>> START LISTED RECORDS

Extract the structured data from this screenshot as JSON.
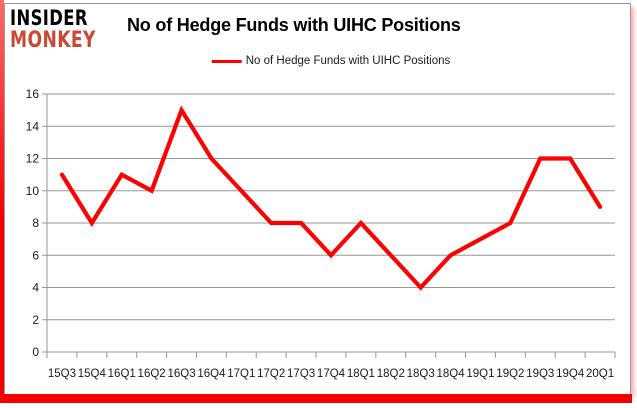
{
  "logo": {
    "line1": "INSIDER",
    "line2": "MONKEY"
  },
  "header": {
    "title": "No of Hedge Funds with UIHC Positions"
  },
  "legend": {
    "label": "No of Hedge Funds with UIHC Positions",
    "line_color": "#ff0000"
  },
  "chart_data": {
    "type": "line",
    "title": "No of Hedge Funds with UIHC Positions",
    "categories": [
      "15Q3",
      "15Q4",
      "16Q1",
      "16Q2",
      "16Q3",
      "16Q4",
      "17Q1",
      "17Q2",
      "17Q3",
      "17Q4",
      "18Q1",
      "18Q2",
      "18Q3",
      "18Q4",
      "19Q1",
      "19Q2",
      "19Q3",
      "19Q4",
      "20Q1"
    ],
    "series": [
      {
        "name": "No of Hedge Funds with UIHC Positions",
        "values": [
          11,
          8,
          11,
          10,
          15,
          12,
          10,
          8,
          8,
          6,
          8,
          6,
          4,
          6,
          7,
          8,
          12,
          12,
          9
        ]
      }
    ],
    "xlabel": "",
    "ylabel": "",
    "ylim": [
      0,
      16
    ],
    "ytick_step": 2,
    "yticks": [
      0,
      2,
      4,
      6,
      8,
      10,
      12,
      14,
      16
    ],
    "grid": true,
    "legend_position": "top",
    "line_color": "#ff0000",
    "gridline_color": "#969696",
    "axis_text_color": "#1a1a1a"
  },
  "colors": {
    "frame_red": "#f40000",
    "logo_red": "#cc4733",
    "border_gray": "#9a9a9a",
    "background": "#ffffff"
  }
}
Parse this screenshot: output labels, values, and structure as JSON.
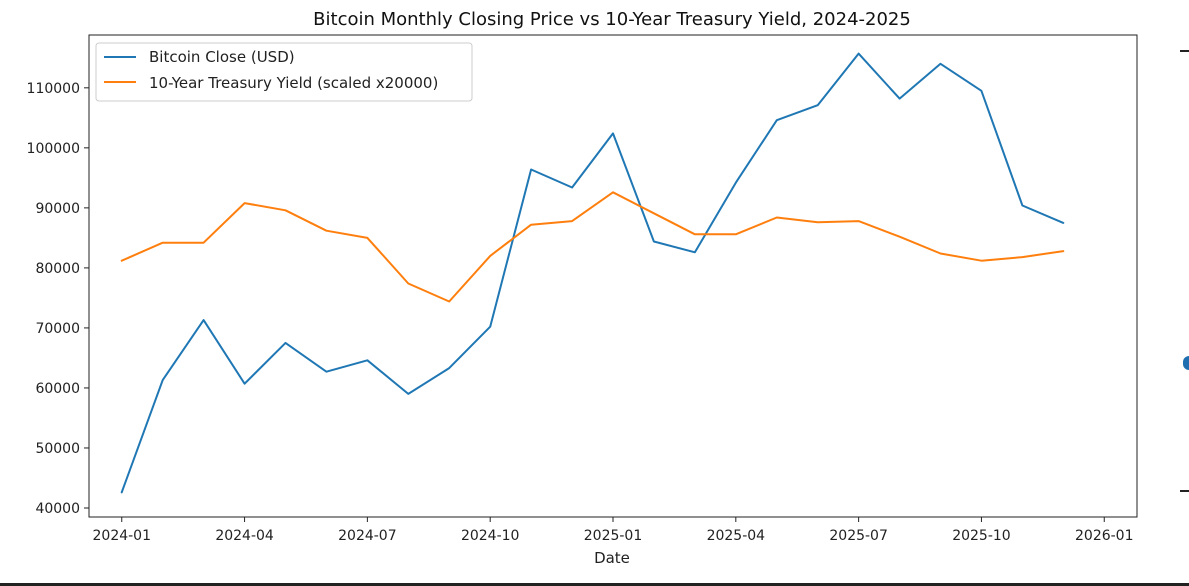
{
  "chart_data": {
    "type": "line",
    "title": "Bitcoin Monthly Closing Price vs 10-Year Treasury Yield, 2024-2025",
    "xlabel": "Date",
    "ylabel": "",
    "x": [
      "2024-01",
      "2024-02",
      "2024-03",
      "2024-04",
      "2024-05",
      "2024-06",
      "2024-07",
      "2024-08",
      "2024-09",
      "2024-10",
      "2024-11",
      "2024-12",
      "2025-01",
      "2025-02",
      "2025-03",
      "2025-04",
      "2025-05",
      "2025-06",
      "2025-07",
      "2025-08",
      "2025-09",
      "2025-10",
      "2025-11",
      "2025-12"
    ],
    "x_ticks": [
      "2024-01",
      "2024-04",
      "2024-07",
      "2024-10",
      "2025-01",
      "2025-04",
      "2025-07",
      "2025-10",
      "2026-01"
    ],
    "ylim": [
      38500,
      118800
    ],
    "y_ticks": [
      40000,
      50000,
      60000,
      70000,
      80000,
      90000,
      100000,
      110000
    ],
    "grid": false,
    "legend": "top-left",
    "series": [
      {
        "name": "Bitcoin Close (USD)",
        "color": "#1f77b4",
        "values": [
          42600,
          61300,
          71300,
          60700,
          67500,
          62700,
          64600,
          59000,
          63300,
          70200,
          96400,
          93400,
          102400,
          84400,
          82600,
          94200,
          104600,
          107100,
          115700,
          108200,
          114000,
          109500,
          90400,
          87500
        ]
      },
      {
        "name": "10-Year Treasury Yield (scaled x20000)",
        "color": "#ff7f0e",
        "values": [
          81200,
          84200,
          84200,
          90800,
          89600,
          86200,
          85000,
          77400,
          74400,
          82000,
          87200,
          87800,
          92600,
          89100,
          85600,
          85600,
          88400,
          87600,
          87800,
          85200,
          82400,
          81200,
          81800,
          82800
        ]
      }
    ]
  }
}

>> END LISTED RECORDS

_WHAT TO WORK ON_:
Give the number of lines in the records that contain the string "UIHC", and nothing besides.

_EXPECTED ANSWER_:
4